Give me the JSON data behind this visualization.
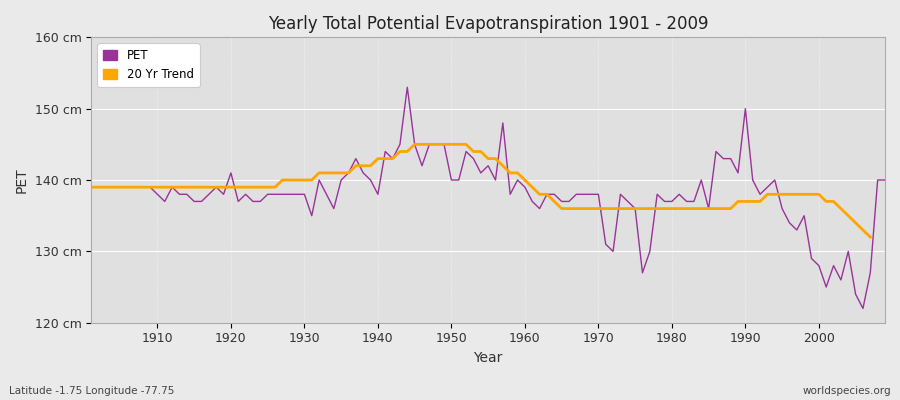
{
  "title": "Yearly Total Potential Evapotranspiration 1901 - 2009",
  "xlabel": "Year",
  "ylabel": "PET",
  "bottom_left": "Latitude -1.75 Longitude -77.75",
  "bottom_right": "worldspecies.org",
  "ylim": [
    120,
    160
  ],
  "yticks": [
    120,
    130,
    140,
    150,
    160
  ],
  "ytick_labels": [
    "120 cm",
    "130 cm",
    "140 cm",
    "150 cm",
    "160 cm"
  ],
  "pet_color": "#993399",
  "trend_color": "#FFA500",
  "fig_bg_color": "#EAEAEA",
  "plot_bg_color": "#E0E0E0",
  "legend_labels": [
    "PET",
    "20 Yr Trend"
  ],
  "years": [
    1901,
    1902,
    1903,
    1904,
    1905,
    1906,
    1907,
    1908,
    1909,
    1910,
    1911,
    1912,
    1913,
    1914,
    1915,
    1916,
    1917,
    1918,
    1919,
    1920,
    1921,
    1922,
    1923,
    1924,
    1925,
    1926,
    1927,
    1928,
    1929,
    1930,
    1931,
    1932,
    1933,
    1934,
    1935,
    1936,
    1937,
    1938,
    1939,
    1940,
    1941,
    1942,
    1943,
    1944,
    1945,
    1946,
    1947,
    1948,
    1949,
    1950,
    1951,
    1952,
    1953,
    1954,
    1955,
    1956,
    1957,
    1958,
    1959,
    1960,
    1961,
    1962,
    1963,
    1964,
    1965,
    1966,
    1967,
    1968,
    1969,
    1970,
    1971,
    1972,
    1973,
    1974,
    1975,
    1976,
    1977,
    1978,
    1979,
    1980,
    1981,
    1982,
    1983,
    1984,
    1985,
    1986,
    1987,
    1988,
    1989,
    1990,
    1991,
    1992,
    1993,
    1994,
    1995,
    1996,
    1997,
    1998,
    1999,
    2000,
    2001,
    2002,
    2003,
    2004,
    2005,
    2006,
    2007,
    2008,
    2009
  ],
  "pet_values": [
    139,
    139,
    139,
    139,
    139,
    139,
    139,
    139,
    139,
    138,
    137,
    139,
    138,
    138,
    137,
    137,
    138,
    139,
    138,
    141,
    137,
    138,
    137,
    137,
    138,
    138,
    138,
    138,
    138,
    138,
    135,
    140,
    138,
    136,
    140,
    141,
    143,
    141,
    140,
    138,
    144,
    143,
    145,
    153,
    145,
    142,
    145,
    145,
    145,
    140,
    140,
    144,
    143,
    141,
    142,
    140,
    148,
    138,
    140,
    139,
    137,
    136,
    138,
    138,
    137,
    137,
    138,
    138,
    138,
    138,
    131,
    130,
    138,
    137,
    136,
    127,
    130,
    138,
    137,
    137,
    138,
    137,
    137,
    140,
    136,
    144,
    143,
    143,
    141,
    150,
    140,
    138,
    139,
    140,
    136,
    134,
    133,
    135,
    129,
    128,
    125,
    128,
    126,
    130,
    124,
    122,
    127,
    140,
    140
  ],
  "trend_values": [
    139,
    139,
    139,
    139,
    139,
    139,
    139,
    139,
    139,
    139,
    139,
    139,
    139,
    139,
    139,
    139,
    139,
    139,
    139,
    139,
    139,
    139,
    139,
    139,
    139,
    139,
    140,
    140,
    140,
    140,
    140,
    141,
    141,
    141,
    141,
    141,
    142,
    142,
    142,
    143,
    143,
    143,
    144,
    144,
    145,
    145,
    145,
    145,
    145,
    145,
    145,
    145,
    144,
    144,
    143,
    143,
    142,
    141,
    141,
    140,
    139,
    138,
    138,
    137,
    136,
    136,
    136,
    136,
    136,
    136,
    136,
    136,
    136,
    136,
    136,
    136,
    136,
    136,
    136,
    136,
    136,
    136,
    136,
    136,
    136,
    136,
    136,
    136,
    137,
    137,
    137,
    137,
    138,
    138,
    138,
    138,
    138,
    138,
    138,
    138,
    137,
    137,
    136,
    135,
    134,
    133,
    132,
    null,
    null
  ]
}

━━━━

What is asked
Write out every line above exactly as it is, leaving out the pictures.

Task solution
Give me the JSON data behind this visualization.
{
  "title": "Yearly Total Potential Evapotranspiration 1901 - 2009",
  "xlabel": "Year",
  "ylabel": "PET",
  "bottom_left": "Latitude -1.75 Longitude -77.75",
  "bottom_right": "worldspecies.org",
  "ylim": [
    120,
    160
  ],
  "yticks": [
    120,
    130,
    140,
    150,
    160
  ],
  "ytick_labels": [
    "120 cm",
    "130 cm",
    "140 cm",
    "150 cm",
    "160 cm"
  ],
  "pet_color": "#993399",
  "trend_color": "#FFA500",
  "fig_bg_color": "#EAEAEA",
  "plot_bg_color": "#E0E0E0",
  "legend_labels": [
    "PET",
    "20 Yr Trend"
  ],
  "years": [
    1901,
    1902,
    1903,
    1904,
    1905,
    1906,
    1907,
    1908,
    1909,
    1910,
    1911,
    1912,
    1913,
    1914,
    1915,
    1916,
    1917,
    1918,
    1919,
    1920,
    1921,
    1922,
    1923,
    1924,
    1925,
    1926,
    1927,
    1928,
    1929,
    1930,
    1931,
    1932,
    1933,
    1934,
    1935,
    1936,
    1937,
    1938,
    1939,
    1940,
    1941,
    1942,
    1943,
    1944,
    1945,
    1946,
    1947,
    1948,
    1949,
    1950,
    1951,
    1952,
    1953,
    1954,
    1955,
    1956,
    1957,
    1958,
    1959,
    1960,
    1961,
    1962,
    1963,
    1964,
    1965,
    1966,
    1967,
    1968,
    1969,
    1970,
    1971,
    1972,
    1973,
    1974,
    1975,
    1976,
    1977,
    1978,
    1979,
    1980,
    1981,
    1982,
    1983,
    1984,
    1985,
    1986,
    1987,
    1988,
    1989,
    1990,
    1991,
    1992,
    1993,
    1994,
    1995,
    1996,
    1997,
    1998,
    1999,
    2000,
    2001,
    2002,
    2003,
    2004,
    2005,
    2006,
    2007,
    2008,
    2009
  ],
  "pet_values": [
    139,
    139,
    139,
    139,
    139,
    139,
    139,
    139,
    139,
    138,
    137,
    139,
    138,
    138,
    137,
    137,
    138,
    139,
    138,
    141,
    137,
    138,
    137,
    137,
    138,
    138,
    138,
    138,
    138,
    138,
    135,
    140,
    138,
    136,
    140,
    141,
    143,
    141,
    140,
    138,
    144,
    143,
    145,
    153,
    145,
    142,
    145,
    145,
    145,
    140,
    140,
    144,
    143,
    141,
    142,
    140,
    148,
    138,
    140,
    139,
    137,
    136,
    138,
    138,
    137,
    137,
    138,
    138,
    138,
    138,
    131,
    130,
    138,
    137,
    136,
    127,
    130,
    138,
    137,
    137,
    138,
    137,
    137,
    140,
    136,
    144,
    143,
    143,
    141,
    150,
    140,
    138,
    139,
    140,
    136,
    134,
    133,
    135,
    129,
    128,
    125,
    128,
    126,
    130,
    124,
    122,
    127,
    140,
    140
  ],
  "trend_values": [
    139,
    139,
    139,
    139,
    139,
    139,
    139,
    139,
    139,
    139,
    139,
    139,
    139,
    139,
    139,
    139,
    139,
    139,
    139,
    139,
    139,
    139,
    139,
    139,
    139,
    139,
    140,
    140,
    140,
    140,
    140,
    141,
    141,
    141,
    141,
    141,
    142,
    142,
    142,
    143,
    143,
    143,
    144,
    144,
    145,
    145,
    145,
    145,
    145,
    145,
    145,
    145,
    144,
    144,
    143,
    143,
    142,
    141,
    141,
    140,
    139,
    138,
    138,
    137,
    136,
    136,
    136,
    136,
    136,
    136,
    136,
    136,
    136,
    136,
    136,
    136,
    136,
    136,
    136,
    136,
    136,
    136,
    136,
    136,
    136,
    136,
    136,
    136,
    137,
    137,
    137,
    137,
    138,
    138,
    138,
    138,
    138,
    138,
    138,
    138,
    137,
    137,
    136,
    135,
    134,
    133,
    132,
    null,
    null
  ]
}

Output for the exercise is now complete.